**Recorded data**

══════════════════════════════

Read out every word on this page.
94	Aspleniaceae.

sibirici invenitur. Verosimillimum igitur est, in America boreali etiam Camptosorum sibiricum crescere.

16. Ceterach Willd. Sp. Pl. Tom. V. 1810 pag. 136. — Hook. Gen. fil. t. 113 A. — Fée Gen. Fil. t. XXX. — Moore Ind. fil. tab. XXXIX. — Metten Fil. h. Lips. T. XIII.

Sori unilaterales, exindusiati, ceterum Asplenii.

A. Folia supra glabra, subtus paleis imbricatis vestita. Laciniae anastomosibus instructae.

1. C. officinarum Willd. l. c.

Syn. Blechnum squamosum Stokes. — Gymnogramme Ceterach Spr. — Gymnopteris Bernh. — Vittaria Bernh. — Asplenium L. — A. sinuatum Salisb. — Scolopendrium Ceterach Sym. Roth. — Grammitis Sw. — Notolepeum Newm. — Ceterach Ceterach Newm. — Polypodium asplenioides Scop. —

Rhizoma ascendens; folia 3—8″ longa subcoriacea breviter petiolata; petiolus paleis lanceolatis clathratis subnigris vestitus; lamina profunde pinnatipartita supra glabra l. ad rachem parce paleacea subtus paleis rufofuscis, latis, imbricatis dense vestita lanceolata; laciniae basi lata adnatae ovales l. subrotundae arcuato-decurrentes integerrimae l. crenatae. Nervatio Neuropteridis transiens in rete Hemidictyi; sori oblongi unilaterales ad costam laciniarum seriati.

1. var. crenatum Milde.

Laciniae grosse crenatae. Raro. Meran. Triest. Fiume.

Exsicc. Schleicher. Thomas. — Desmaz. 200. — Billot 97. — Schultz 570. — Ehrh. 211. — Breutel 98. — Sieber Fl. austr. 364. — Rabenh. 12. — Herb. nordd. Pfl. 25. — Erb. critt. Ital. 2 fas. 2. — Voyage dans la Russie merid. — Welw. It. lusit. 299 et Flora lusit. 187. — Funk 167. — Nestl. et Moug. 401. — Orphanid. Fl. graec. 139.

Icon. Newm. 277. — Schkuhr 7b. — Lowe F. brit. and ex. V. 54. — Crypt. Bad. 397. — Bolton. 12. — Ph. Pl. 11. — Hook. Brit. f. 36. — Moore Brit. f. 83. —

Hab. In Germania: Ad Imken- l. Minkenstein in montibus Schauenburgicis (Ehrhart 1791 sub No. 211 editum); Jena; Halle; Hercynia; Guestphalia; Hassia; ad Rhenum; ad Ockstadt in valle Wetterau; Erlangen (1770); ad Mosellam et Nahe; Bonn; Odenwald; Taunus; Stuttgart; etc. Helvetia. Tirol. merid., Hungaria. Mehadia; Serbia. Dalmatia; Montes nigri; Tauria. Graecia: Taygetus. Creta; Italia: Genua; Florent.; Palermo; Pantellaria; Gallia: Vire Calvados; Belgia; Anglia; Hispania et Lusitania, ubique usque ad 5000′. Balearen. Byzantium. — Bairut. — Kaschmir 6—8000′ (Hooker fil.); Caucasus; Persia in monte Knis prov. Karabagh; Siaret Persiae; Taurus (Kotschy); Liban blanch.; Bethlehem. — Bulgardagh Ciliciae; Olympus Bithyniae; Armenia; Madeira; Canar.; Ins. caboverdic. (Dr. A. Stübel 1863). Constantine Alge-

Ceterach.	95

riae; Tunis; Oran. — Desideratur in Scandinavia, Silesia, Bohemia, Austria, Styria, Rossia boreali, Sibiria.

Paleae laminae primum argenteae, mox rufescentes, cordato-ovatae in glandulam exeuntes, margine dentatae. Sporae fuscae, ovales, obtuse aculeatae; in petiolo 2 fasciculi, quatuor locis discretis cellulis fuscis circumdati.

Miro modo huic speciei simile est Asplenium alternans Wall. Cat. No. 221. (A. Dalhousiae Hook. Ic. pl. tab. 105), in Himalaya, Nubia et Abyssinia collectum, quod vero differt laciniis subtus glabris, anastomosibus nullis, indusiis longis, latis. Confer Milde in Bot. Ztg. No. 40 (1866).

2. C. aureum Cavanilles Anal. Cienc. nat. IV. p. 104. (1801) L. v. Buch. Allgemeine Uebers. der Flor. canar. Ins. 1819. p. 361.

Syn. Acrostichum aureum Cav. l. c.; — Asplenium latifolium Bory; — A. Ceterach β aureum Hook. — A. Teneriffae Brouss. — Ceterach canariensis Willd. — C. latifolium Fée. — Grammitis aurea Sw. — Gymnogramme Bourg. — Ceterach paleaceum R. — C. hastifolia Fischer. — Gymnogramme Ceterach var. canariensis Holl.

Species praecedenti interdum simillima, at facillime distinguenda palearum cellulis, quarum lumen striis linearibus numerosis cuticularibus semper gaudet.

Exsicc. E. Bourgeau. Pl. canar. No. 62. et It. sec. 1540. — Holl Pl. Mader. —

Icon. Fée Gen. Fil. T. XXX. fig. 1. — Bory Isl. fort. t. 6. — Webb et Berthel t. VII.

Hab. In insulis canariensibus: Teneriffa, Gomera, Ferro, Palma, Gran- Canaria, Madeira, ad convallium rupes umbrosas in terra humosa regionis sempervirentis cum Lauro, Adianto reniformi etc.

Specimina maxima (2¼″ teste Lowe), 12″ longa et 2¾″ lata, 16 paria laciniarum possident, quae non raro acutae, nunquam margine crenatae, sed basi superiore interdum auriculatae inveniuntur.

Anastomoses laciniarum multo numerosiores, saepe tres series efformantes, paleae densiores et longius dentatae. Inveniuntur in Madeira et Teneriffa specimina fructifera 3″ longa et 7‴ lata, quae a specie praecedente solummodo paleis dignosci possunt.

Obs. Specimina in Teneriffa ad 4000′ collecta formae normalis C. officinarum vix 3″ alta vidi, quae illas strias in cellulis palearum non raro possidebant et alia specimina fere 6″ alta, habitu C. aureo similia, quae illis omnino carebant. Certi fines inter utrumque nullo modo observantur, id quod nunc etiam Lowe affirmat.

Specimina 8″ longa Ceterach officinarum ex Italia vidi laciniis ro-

══════════════════════════════

Among the entries above, identify all lines with "basi" and copy them.

**The response**
Rhizoma ascendens; folia 3—8″ longa subcoriacea breviter petiolata; petiolus paleis lanceolatis clathratis subnigris vestitus; lamina profunde pinnatipartita supra glabra l. ad rachem parce paleacea subtus paleis rufofuscis, latis, imbricatis dense vestita lanceolata; laciniae basi lata adnatae ovales l. subrotundae arcuato-decurrentes integerrimae l. crenatae. Nervatio Neuropteridis transiens in rete Hemidictyi; sori oblongi unilaterales ad costam laciniarum seriati.
Specimina maxima (2¼″ teste Lowe), 12″ longa et 2¾″ lata, 16 paria laciniarum possident, quae non raro acutae, nunquam margine crenatae, sed basi superiore interdum auriculatae inveniuntur.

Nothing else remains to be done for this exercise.